■ **RECORDS SUPPLIED**
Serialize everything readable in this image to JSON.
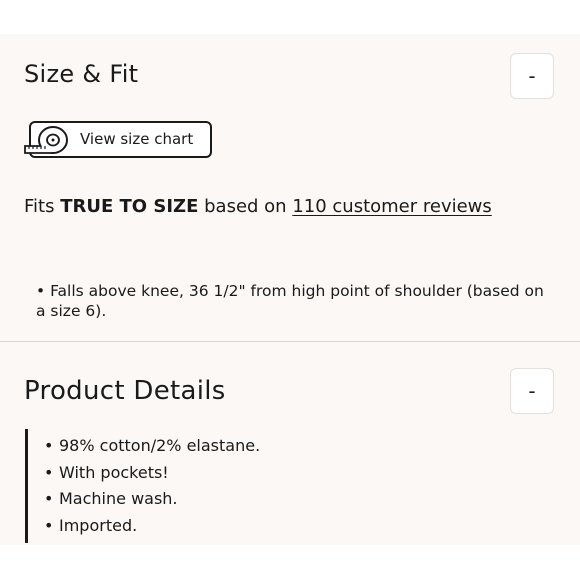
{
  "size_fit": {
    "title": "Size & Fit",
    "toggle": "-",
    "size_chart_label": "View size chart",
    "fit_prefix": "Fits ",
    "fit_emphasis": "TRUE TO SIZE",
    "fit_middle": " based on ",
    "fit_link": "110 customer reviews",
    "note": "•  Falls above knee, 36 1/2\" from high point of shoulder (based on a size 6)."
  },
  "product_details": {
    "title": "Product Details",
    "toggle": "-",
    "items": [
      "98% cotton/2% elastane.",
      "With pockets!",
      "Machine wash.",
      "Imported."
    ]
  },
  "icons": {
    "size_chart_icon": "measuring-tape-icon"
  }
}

■ **BRIEF**
Omit every picture, then repeat the remaining data exactly as it appears above.

■ **SOLUTION TO THE EXERCISE**
Serialize everything readable in this image to JSON.
{
  "size_fit": {
    "title": "Size & Fit",
    "toggle": "-",
    "size_chart_label": "View size chart",
    "fit_prefix": "Fits ",
    "fit_emphasis": "TRUE TO SIZE",
    "fit_middle": " based on ",
    "fit_link": "110 customer reviews",
    "note": "•  Falls above knee, 36 1/2\" from high point of shoulder (based on a size 6)."
  },
  "product_details": {
    "title": "Product Details",
    "toggle": "-",
    "items": [
      "98% cotton/2% elastane.",
      "With pockets!",
      "Machine wash.",
      "Imported."
    ]
  },
  "icons": {
    "size_chart_icon": "measuring-tape-icon"
  }
}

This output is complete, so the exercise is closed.